> _WHAT IS REQUIRED_
Gather up the lines that contain "ondergrond".

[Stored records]
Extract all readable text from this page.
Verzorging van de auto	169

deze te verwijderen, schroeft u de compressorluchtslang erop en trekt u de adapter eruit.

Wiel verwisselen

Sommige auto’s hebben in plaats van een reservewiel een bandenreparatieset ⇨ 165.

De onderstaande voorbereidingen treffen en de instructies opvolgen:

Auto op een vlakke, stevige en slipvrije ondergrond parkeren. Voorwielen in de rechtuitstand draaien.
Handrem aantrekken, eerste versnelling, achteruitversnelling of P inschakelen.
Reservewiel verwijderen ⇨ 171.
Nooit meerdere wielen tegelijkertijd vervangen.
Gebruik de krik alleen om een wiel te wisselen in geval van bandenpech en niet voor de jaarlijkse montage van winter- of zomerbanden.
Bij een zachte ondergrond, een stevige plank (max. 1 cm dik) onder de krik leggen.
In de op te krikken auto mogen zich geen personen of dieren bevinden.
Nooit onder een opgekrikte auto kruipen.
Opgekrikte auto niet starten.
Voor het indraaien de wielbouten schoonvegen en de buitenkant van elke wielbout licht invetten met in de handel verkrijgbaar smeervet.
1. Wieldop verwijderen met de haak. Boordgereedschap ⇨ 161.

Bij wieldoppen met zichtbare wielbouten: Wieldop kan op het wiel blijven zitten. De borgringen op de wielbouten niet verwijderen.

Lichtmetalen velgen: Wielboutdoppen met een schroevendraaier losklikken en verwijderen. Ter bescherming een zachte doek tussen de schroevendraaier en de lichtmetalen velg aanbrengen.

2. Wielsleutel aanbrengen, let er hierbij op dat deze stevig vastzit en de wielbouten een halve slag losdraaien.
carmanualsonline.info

> _TASK SOLUTION_
Auto op een vlakke, stevige en slipvrije ondergrond parkeren. Voorwielen in de rechtuitstand draaien.
Bij een zachte ondergrond, een stevige plank (max. 1 cm dik) onder de krik leggen.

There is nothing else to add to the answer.